_Problem description_
Wherever the string "الله" shows up in a line, count that line. Give the total alone.

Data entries
——
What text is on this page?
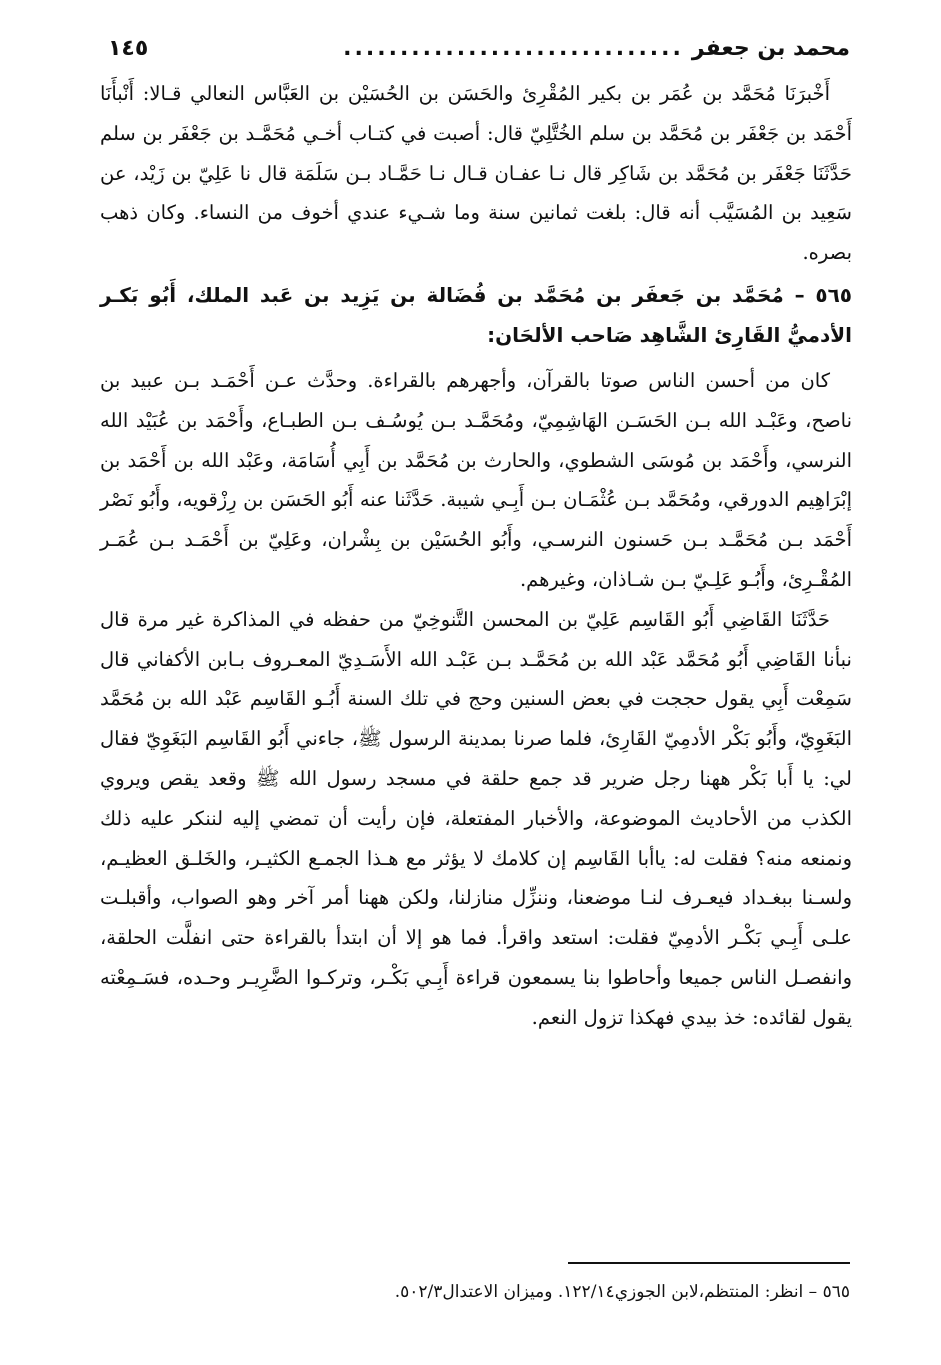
محمد بن جعفر
..............................
١٤٥

أَخْبرَنَا مُحَمَّد بن عُمَر بن بكير المُقْرِئ والحَسَن بن الحُسَيْن بن العَبَّاس النعالي قـالا: أَنْبأَنَا أَحْمَد بن جَعْفَر بن مُحَمَّد بن سلم الخُتَّلِيّ قال: أصبت في كتـاب أخـي مُحَمَّـد بن جَعْفَر بن سلم حَدَّثَنَا جَعْفَر بن مُحَمَّد بن شَاكِر قال نـا عفـان قـال نـا حَمَّـاد بـن سَلَمَة قال نا عَلِيّ بن زَيْد، عن سَعِيد بن المُسَيَّب أنه قال: بلغت ثمانين سنة وما شـيء عندي أخوف من النساء. وكان ذهب بصره.

٥٦٥ – مُحَمَّد بن جَعفَر بن مُحَمَّد بن فُضَالة بن يَزِيد بن عَبد الملك، أَبُو بَكـر الأدميُّ القَارِئ الشَّاهِد صَاحب الألحَان:

كان من أحسن الناس صوتا بالقرآن، وأجهرهم بالقراءة. وحدَّث عـن أَحْمَـد بـن عبيد بن ناصح، وعَبْـد الله بـن الحَسَـن الهَاشِمِيّ، ومُحَمَّـد بـن يُوسُـف بـن الطبـاع، وأَحْمَد بن عُبَيْد الله النرسي، وأَحْمَد بن مُوسَى الشطوي، والحارث بن مُحَمَّد بن أَبِي أُسَامَة، وعَبْد الله بن أَحْمَد بن إبْرَاهِيم الدورقي، ومُحَمَّد بـن عُثْمَـان بـن أَبِـي شيبة. حَدَّثَنا عنه أَبُو الحَسَن بن رِزْقويه، وأَبُو نَصْر أَحْمَد بـن مُحَمَّـد بـن حَسنون النرسـي، وأَبُو الحُسَيْن بن بِشْران، وعَلِيّ بن أَحْمَـد بـن عُمَـر المُقْـرِئ، وأَبُـو عَلِـيّ بـن شـاذان، وغيرهم.

حَدَّثَنَا القَاضِي أَبُو القَاسِم عَلِيّ بن المحسن التَّنوخِيّ من حفظه في المذاكرة غير مرة قال نبأنا القَاضِي أَبُو مُحَمَّد عَبْد الله بن مُحَمَّـد بـن عَبْـد الله الأَسَـدِيّ المعـروف بـابن الأكفاني قال سَمِعْت أَبِي يقول حججت في بعض السنين وحج في تلك السنة أَبُـو القَاسِم عَبْد الله بن مُحَمَّد البَغَوِيّ، وأَبُو بَكْر الأدمِيّ القَارِئ، فلما صرنا بمدينة الرسول ﷺ، جاءني أَبُو القَاسِم البَغَوِيّ فقال لي: يا أَبا بَكْر ههنا رجل ضرير قد جمع حلقة في مسجد رسول الله ﷺ وقعد يقص ويروي الكذب من الأحاديث الموضوعة، والأخبار المفتعلة، فإن رأيت أن تمضي إليه لننكر عليه ذلك ونمنعه منه؟ فقلت له: ياأبا القَاسِم إن كلامك لا يؤثر مع هـذا الجمـع الكثيـر، والخَلـق العظيـم، ولسـنا ببغـداد فيعـرف لنـا موضعنا، وننزِّل منازلنا، ولكن ههنا أمر آخر وهو الصواب، وأقبلـت علـى أَبِـي بَكْـر الأدمِيّ فقلت: استعد واقرأ. فما هو إلا أن ابتدأ بالقراءة حتى انفلَّت الحلقة، وانفصـل الناس جميعا وأحاطوا بنا يسمعون قراءة أَبِـي بَكْـر، وتركـوا الضَّرِيـر وحـده، فسَـمِعْته يقول لقائده: خذ بيدي فهكذا تزول النعم.

٥٦٥ – انظر: المنتظم،لابن الجوزي١٢٢/١٤. وميزان الاعتدال٥٠٢/٣.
——
_Task answer_
2